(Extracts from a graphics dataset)
— Start —
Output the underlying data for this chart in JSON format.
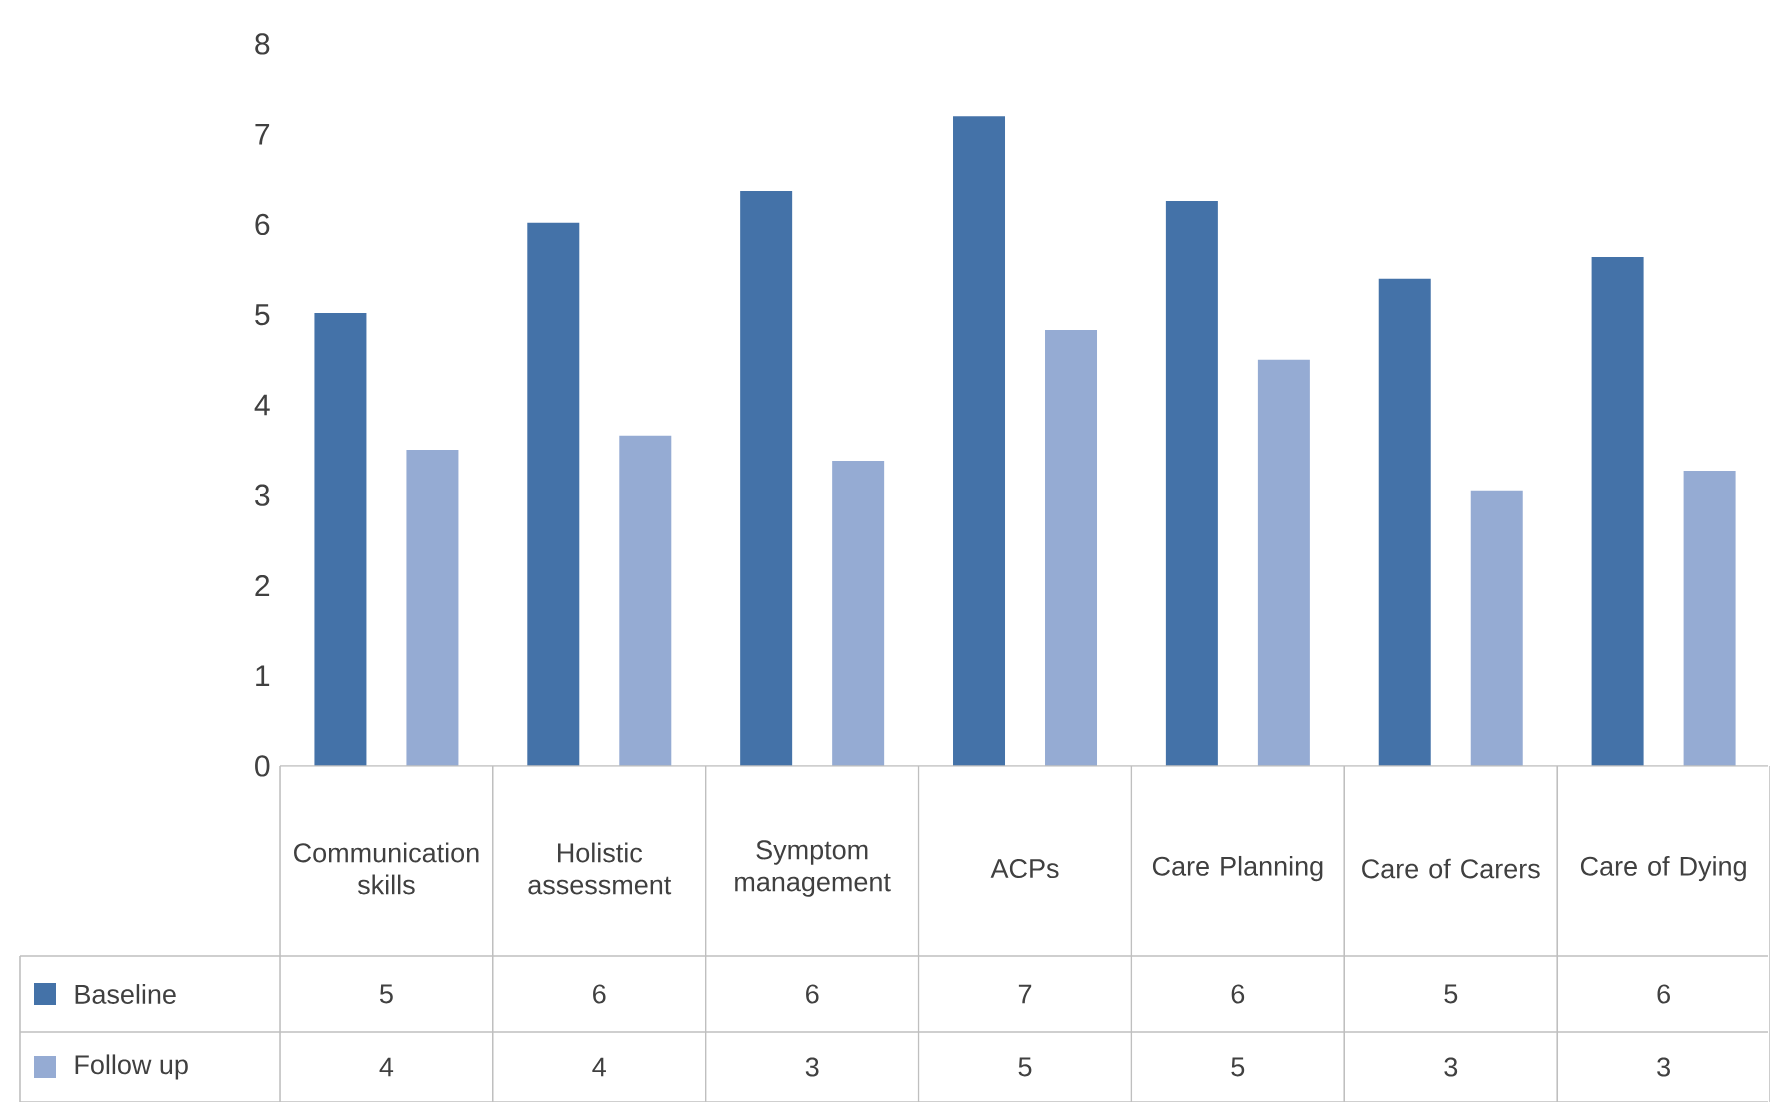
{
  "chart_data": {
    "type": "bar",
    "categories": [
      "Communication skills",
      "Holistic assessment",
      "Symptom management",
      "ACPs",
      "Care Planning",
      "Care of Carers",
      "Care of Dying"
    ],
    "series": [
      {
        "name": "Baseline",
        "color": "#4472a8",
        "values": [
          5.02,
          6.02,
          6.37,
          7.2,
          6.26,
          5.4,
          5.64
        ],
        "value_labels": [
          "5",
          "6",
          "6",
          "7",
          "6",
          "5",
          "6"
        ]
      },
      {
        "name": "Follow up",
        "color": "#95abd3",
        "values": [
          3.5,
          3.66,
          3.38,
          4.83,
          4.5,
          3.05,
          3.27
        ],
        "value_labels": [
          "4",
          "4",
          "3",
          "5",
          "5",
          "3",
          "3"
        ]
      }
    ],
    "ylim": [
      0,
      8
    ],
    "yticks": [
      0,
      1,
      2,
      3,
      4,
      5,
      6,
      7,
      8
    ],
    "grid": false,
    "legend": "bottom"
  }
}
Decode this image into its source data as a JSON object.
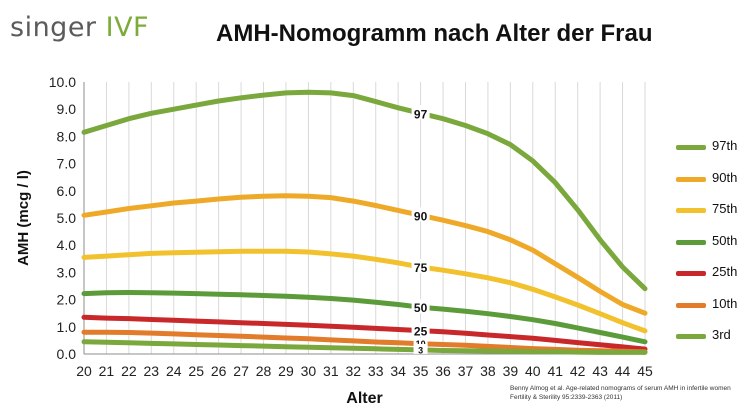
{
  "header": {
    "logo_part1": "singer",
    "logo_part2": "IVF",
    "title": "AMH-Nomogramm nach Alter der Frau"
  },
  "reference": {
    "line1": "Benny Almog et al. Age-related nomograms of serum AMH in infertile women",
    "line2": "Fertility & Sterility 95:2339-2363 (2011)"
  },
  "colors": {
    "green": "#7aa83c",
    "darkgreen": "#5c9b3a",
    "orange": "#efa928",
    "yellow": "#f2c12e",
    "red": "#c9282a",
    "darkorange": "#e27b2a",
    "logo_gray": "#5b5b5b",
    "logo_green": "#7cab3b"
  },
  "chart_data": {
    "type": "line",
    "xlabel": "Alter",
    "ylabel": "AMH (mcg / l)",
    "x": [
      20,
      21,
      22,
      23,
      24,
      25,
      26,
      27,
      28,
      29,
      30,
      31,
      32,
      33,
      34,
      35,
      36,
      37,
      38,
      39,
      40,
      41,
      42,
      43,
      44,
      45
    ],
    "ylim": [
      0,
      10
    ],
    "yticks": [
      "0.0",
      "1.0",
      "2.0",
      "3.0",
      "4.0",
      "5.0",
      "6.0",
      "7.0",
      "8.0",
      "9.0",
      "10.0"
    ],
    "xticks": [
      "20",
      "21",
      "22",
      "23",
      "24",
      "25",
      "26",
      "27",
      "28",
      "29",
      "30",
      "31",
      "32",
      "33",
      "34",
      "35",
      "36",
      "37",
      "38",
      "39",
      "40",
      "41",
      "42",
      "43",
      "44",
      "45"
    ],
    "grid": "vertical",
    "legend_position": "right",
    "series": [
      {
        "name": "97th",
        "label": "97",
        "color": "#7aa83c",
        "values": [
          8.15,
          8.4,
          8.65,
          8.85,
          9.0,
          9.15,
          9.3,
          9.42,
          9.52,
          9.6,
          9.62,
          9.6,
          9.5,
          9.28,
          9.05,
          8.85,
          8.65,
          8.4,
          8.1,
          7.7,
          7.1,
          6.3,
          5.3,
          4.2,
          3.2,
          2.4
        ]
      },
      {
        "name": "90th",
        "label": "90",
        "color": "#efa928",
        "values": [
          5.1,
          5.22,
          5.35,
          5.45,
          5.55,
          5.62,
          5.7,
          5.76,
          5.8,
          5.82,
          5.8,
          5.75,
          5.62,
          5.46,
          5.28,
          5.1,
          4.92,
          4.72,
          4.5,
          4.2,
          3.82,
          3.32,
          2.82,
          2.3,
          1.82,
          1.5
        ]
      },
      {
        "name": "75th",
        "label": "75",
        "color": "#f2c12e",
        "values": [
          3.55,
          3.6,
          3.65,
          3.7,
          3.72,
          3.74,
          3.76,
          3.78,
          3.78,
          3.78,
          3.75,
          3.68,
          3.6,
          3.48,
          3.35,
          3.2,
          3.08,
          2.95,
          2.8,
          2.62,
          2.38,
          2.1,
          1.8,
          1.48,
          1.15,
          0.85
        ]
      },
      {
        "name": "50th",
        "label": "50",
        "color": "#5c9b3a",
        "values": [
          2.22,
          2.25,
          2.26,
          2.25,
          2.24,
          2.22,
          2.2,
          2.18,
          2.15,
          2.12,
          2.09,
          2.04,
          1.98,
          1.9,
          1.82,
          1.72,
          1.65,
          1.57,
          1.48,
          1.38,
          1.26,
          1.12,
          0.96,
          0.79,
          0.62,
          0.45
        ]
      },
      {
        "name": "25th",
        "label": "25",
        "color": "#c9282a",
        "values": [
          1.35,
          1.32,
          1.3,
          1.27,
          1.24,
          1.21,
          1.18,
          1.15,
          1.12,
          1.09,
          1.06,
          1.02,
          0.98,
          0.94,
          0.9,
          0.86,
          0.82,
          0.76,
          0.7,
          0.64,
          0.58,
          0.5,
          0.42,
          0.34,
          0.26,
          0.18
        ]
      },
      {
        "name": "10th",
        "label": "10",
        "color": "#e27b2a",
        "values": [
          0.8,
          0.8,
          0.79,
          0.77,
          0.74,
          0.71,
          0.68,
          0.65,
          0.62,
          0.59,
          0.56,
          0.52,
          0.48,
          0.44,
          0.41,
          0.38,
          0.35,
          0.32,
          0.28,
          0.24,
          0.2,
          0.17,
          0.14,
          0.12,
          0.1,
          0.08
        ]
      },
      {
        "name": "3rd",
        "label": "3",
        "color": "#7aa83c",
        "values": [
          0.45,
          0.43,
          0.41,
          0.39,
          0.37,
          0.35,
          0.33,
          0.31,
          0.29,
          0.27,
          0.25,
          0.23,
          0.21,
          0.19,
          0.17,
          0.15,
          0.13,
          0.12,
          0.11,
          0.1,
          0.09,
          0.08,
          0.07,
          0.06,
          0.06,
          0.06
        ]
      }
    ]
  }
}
— End —
Of the lines in the material above, state how many contain the string "Alter"; give no other text.

◆ **Exercise solution**:
2